Given entries
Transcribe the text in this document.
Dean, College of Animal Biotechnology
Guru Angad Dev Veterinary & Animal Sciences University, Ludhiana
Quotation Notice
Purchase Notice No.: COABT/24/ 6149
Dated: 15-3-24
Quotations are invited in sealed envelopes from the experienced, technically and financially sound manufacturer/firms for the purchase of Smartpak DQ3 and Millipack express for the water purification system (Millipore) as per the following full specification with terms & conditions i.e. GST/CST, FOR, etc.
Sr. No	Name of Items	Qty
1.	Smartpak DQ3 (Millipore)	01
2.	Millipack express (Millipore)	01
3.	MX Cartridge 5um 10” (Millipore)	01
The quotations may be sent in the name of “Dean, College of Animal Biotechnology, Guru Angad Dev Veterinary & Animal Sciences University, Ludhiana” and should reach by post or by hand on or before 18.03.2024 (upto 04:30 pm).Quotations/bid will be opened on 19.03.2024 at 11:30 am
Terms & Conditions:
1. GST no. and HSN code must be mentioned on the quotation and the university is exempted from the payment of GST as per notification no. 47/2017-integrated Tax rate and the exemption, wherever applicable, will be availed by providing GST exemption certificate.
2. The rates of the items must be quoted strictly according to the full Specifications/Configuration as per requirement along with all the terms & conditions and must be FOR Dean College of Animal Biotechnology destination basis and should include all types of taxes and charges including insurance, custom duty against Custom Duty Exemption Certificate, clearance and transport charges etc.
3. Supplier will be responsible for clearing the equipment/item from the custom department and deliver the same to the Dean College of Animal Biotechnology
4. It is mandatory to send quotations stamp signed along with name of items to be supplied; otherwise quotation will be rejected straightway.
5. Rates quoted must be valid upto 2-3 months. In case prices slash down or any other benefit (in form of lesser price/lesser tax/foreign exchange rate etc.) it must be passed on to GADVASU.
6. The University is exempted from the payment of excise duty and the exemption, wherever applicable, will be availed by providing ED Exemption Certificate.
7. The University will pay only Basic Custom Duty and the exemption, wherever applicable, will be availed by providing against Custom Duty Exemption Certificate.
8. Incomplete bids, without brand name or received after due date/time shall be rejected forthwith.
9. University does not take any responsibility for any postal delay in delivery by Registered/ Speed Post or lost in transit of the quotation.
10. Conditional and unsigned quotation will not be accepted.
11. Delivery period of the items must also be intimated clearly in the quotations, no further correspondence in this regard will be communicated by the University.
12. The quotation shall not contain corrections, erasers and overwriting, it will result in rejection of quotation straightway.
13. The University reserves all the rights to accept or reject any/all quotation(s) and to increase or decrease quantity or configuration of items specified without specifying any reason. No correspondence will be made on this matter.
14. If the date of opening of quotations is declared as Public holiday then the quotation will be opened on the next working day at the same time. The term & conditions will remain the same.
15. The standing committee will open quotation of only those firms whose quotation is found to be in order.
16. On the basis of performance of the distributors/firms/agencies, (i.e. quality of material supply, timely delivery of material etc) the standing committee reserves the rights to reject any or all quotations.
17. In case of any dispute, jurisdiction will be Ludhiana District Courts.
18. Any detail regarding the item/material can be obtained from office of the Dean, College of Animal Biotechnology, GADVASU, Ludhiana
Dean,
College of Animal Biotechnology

What to produce
Repeat all entries. Match them exactly.

Task output
Transcribe the text in this document.
Dean, College of Animal Biotechnology
Guru Angad Dev Veterinary & Animal Sciences University, Ludhiana
Quotation Notice
Purchase Notice No.: COABT/24/ 6149
Dated: 15-3-24
Quotations are invited in sealed envelopes from the experienced, technically and financially sound manufacturer/firms for the purchase of Smartpak DQ3 and Millipack express for the water purification system (Millipore) as per the following full specification with terms & conditions i.e. GST/CST, FOR, etc.
Sr. No	Name of Items	Qty
1.	Smartpak DQ3 (Millipore)	01
2.	Millipack express (Millipore)	01
3.	MX Cartridge 5um 10” (Millipore)	01
The quotations may be sent in the name of “Dean, College of Animal Biotechnology, Guru Angad Dev Veterinary & Animal Sciences University, Ludhiana” and should reach by post or by hand on or before 18.03.2024 (upto 04:30 pm).Quotations/bid will be opened on 19.03.2024 at 11:30 am
Terms & Conditions:
1. GST no. and HSN code must be mentioned on the quotation and the university is exempted from the payment of GST as per notification no. 47/2017-integrated Tax rate and the exemption, wherever applicable, will be availed by providing GST exemption certificate.
2. The rates of the items must be quoted strictly according to the full Specifications/Configuration as per requirement along with all the terms & conditions and must be FOR Dean College of Animal Biotechnology destination basis and should include all types of taxes and charges including insurance, custom duty against Custom Duty Exemption Certificate, clearance and transport charges etc.
3. Supplier will be responsible for clearing the equipment/item from the custom department and deliver the same to the Dean College of Animal Biotechnology
4. It is mandatory to send quotations stamp signed along with name of items to be supplied; otherwise quotation will be rejected straightway.
5. Rates quoted must be valid upto 2-3 months. In case prices slash down or any other benefit (in form of lesser price/lesser tax/foreign exchange rate etc.) it must be passed on to GADVASU.
6. The University is exempted from the payment of excise duty and the exemption, wherever applicable, will be availed by providing ED Exemption Certificate.
7. The University will pay only Basic Custom Duty and the exemption, wherever applicable, will be availed by providing against Custom Duty Exemption Certificate.
8. Incomplete bids, without brand name or received after due date/time shall be rejected forthwith.
9. University does not take any responsibility for any postal delay in delivery by Registered/ Speed Post or lost in transit of the quotation.
10. Conditional and unsigned quotation will not be accepted.
11. Delivery period of the items must also be intimated clearly in the quotations, no further correspondence in this regard will be communicated by the University.
12. The quotation shall not contain corrections, erasers and overwriting, it will result in rejection of quotation straightway.
13. The University reserves all the rights to accept or reject any/all quotation(s) and to increase or decrease quantity or configuration of items specified without specifying any reason. No correspondence will be made on this matter.
14. If the date of opening of quotations is declared as Public holiday then the quotation will be opened on the next working day at the same time. The term & conditions will remain the same.
15. The standing committee will open quotation of only those firms whose quotation is found to be in order.
16. On the basis of performance of the distributors/firms/agencies, (i.e. quality of material supply, timely delivery of material etc) the standing committee reserves the rights to reject any or all quotations.
17. In case of any dispute, jurisdiction will be Ludhiana District Courts.
18. Any detail regarding the item/material can be obtained from office of the Dean, College of Animal Biotechnology, GADVASU, Ludhiana
Dean,
College of Animal Biotechnology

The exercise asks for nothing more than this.